- _What to do_: Leaving out every picture, quote the data below exactly as it appears.

- _Data entries_:
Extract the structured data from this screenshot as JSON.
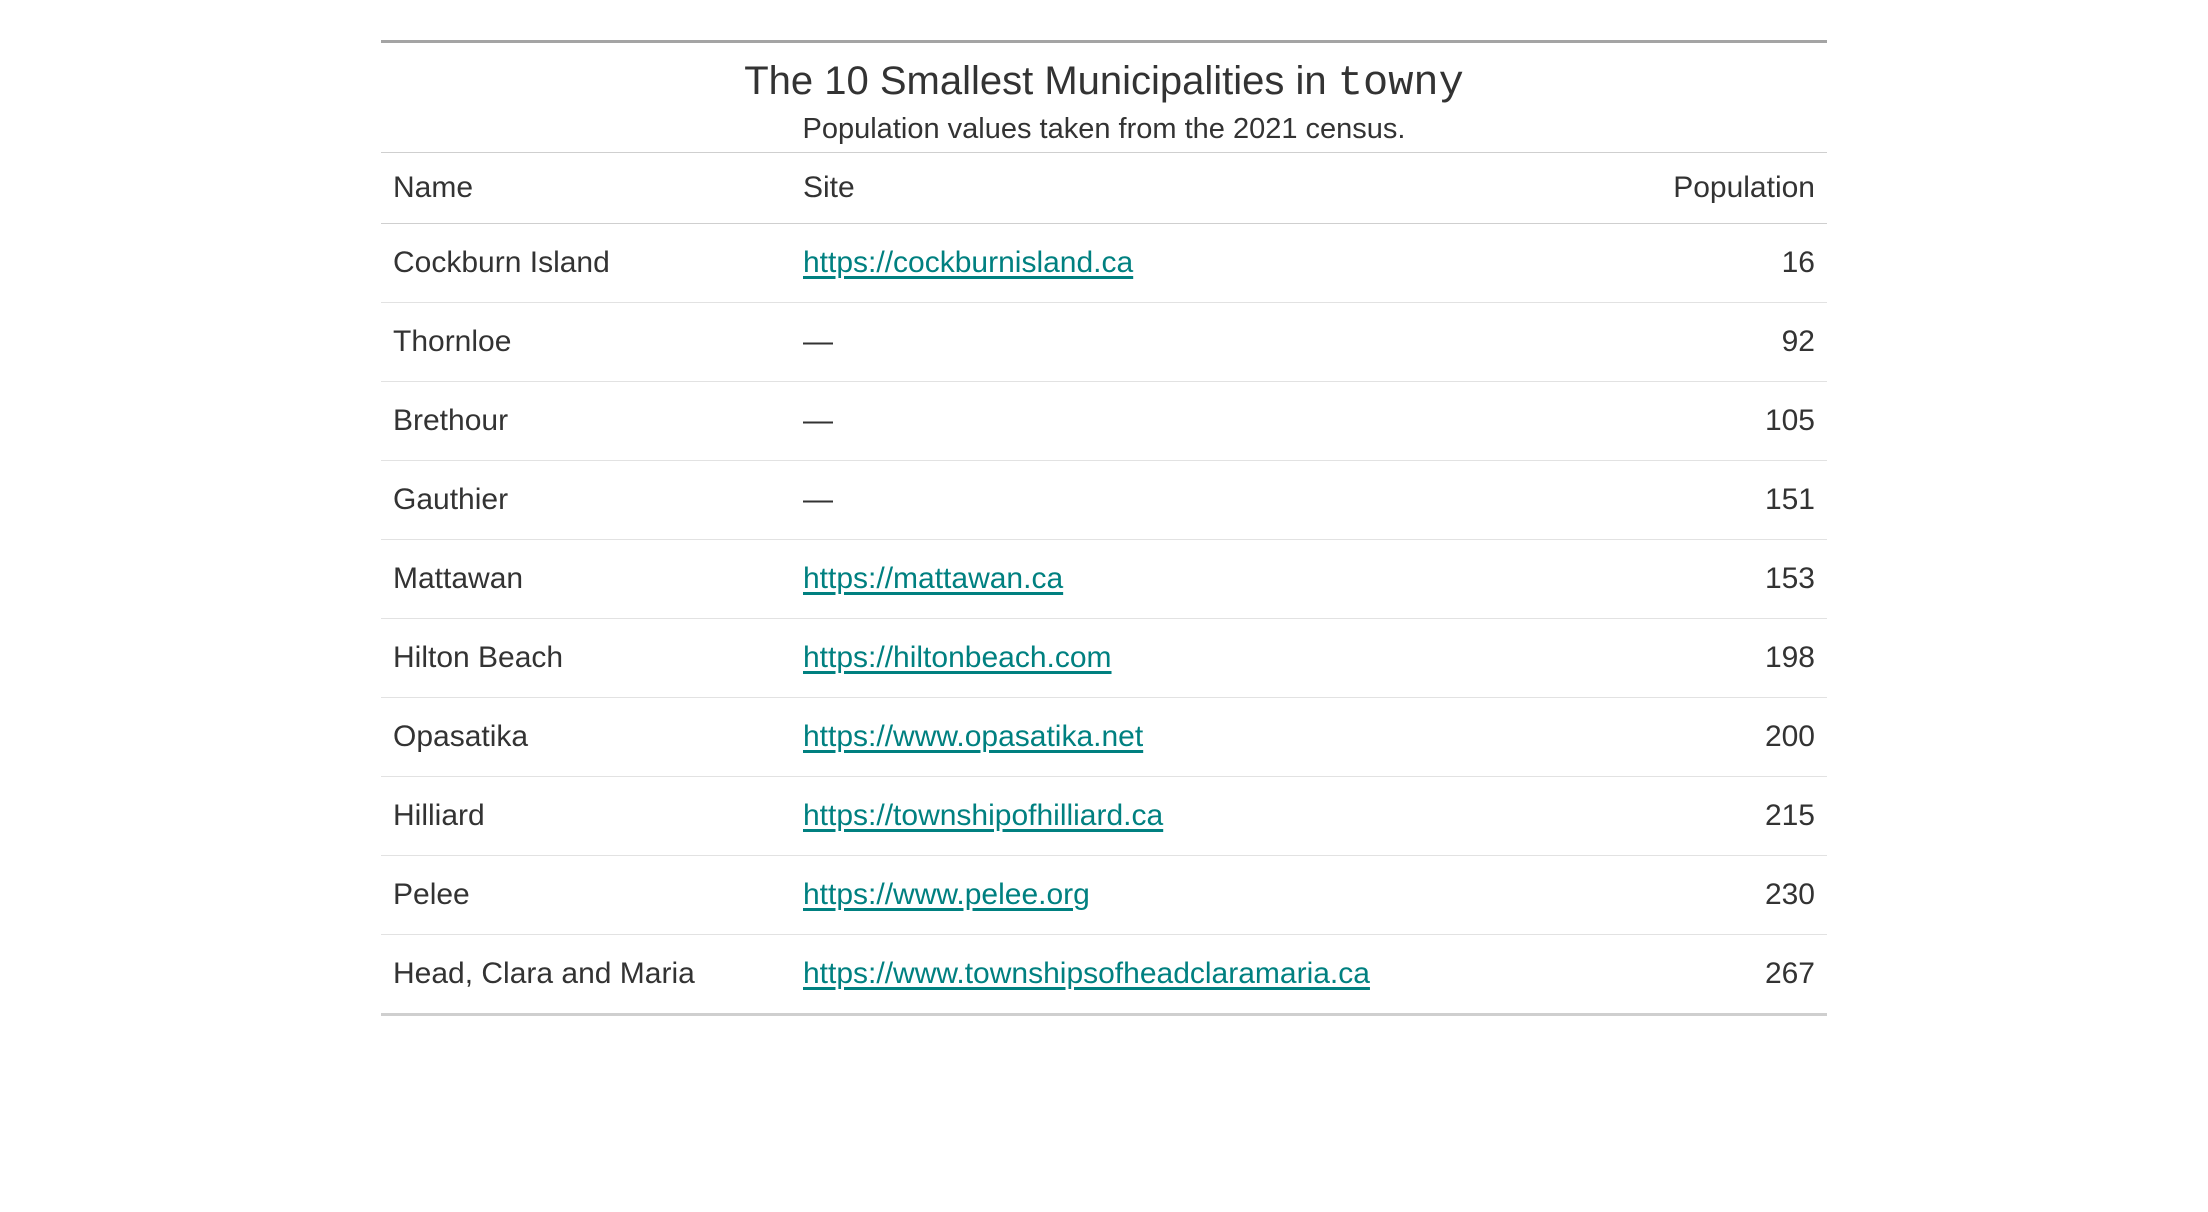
{
  "title_prefix": "The 10 Smallest Municipalities in ",
  "title_code": "towny",
  "subtitle": "Population values taken from the 2021 census.",
  "columns": {
    "name": "Name",
    "site": "Site",
    "population": "Population"
  },
  "link_color": "#008080",
  "text_color": "#333333",
  "border_color_heavy": "#a4a4a4",
  "border_color_light": "#e2e2e2",
  "background_color": "#ffffff",
  "font_size_title": 40,
  "font_size_subtitle": 29,
  "font_size_body": 30,
  "na_placeholder": "—",
  "column_widths": {
    "name": 410,
    "population": 220
  },
  "rows": [
    {
      "name": "Cockburn Island",
      "site": "https://cockburnisland.ca",
      "population": "16"
    },
    {
      "name": "Thornloe",
      "site": null,
      "population": "92"
    },
    {
      "name": "Brethour",
      "site": null,
      "population": "105"
    },
    {
      "name": "Gauthier",
      "site": null,
      "population": "151"
    },
    {
      "name": "Mattawan",
      "site": "https://mattawan.ca",
      "population": "153"
    },
    {
      "name": "Hilton Beach",
      "site": "https://hiltonbeach.com",
      "population": "198"
    },
    {
      "name": "Opasatika",
      "site": "https://www.opasatika.net",
      "population": "200"
    },
    {
      "name": "Hilliard",
      "site": "https://townshipofhilliard.ca",
      "population": "215"
    },
    {
      "name": "Pelee",
      "site": "https://www.pelee.org",
      "population": "230"
    },
    {
      "name": "Head, Clara and Maria",
      "site": "https://www.townshipsofheadclaramaria.ca",
      "population": "267"
    }
  ]
}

- _Written reply_:
Extract the structured data from this screenshot as JSON.
{
  "title_prefix": "The 10 Smallest Municipalities in ",
  "title_code": "towny",
  "subtitle": "Population values taken from the 2021 census.",
  "columns": {
    "name": "Name",
    "site": "Site",
    "population": "Population"
  },
  "link_color": "#008080",
  "text_color": "#333333",
  "border_color_heavy": "#a4a4a4",
  "border_color_light": "#e2e2e2",
  "background_color": "#ffffff",
  "font_size_title": 40,
  "font_size_subtitle": 29,
  "font_size_body": 30,
  "na_placeholder": "—",
  "column_widths": {
    "name": 410,
    "population": 220
  },
  "rows": [
    {
      "name": "Cockburn Island",
      "site": "https://cockburnisland.ca",
      "population": "16"
    },
    {
      "name": "Thornloe",
      "site": null,
      "population": "92"
    },
    {
      "name": "Brethour",
      "site": null,
      "population": "105"
    },
    {
      "name": "Gauthier",
      "site": null,
      "population": "151"
    },
    {
      "name": "Mattawan",
      "site": "https://mattawan.ca",
      "population": "153"
    },
    {
      "name": "Hilton Beach",
      "site": "https://hiltonbeach.com",
      "population": "198"
    },
    {
      "name": "Opasatika",
      "site": "https://www.opasatika.net",
      "population": "200"
    },
    {
      "name": "Hilliard",
      "site": "https://townshipofhilliard.ca",
      "population": "215"
    },
    {
      "name": "Pelee",
      "site": "https://www.pelee.org",
      "population": "230"
    },
    {
      "name": "Head, Clara and Maria",
      "site": "https://www.townshipsofheadclaramaria.ca",
      "population": "267"
    }
  ]
}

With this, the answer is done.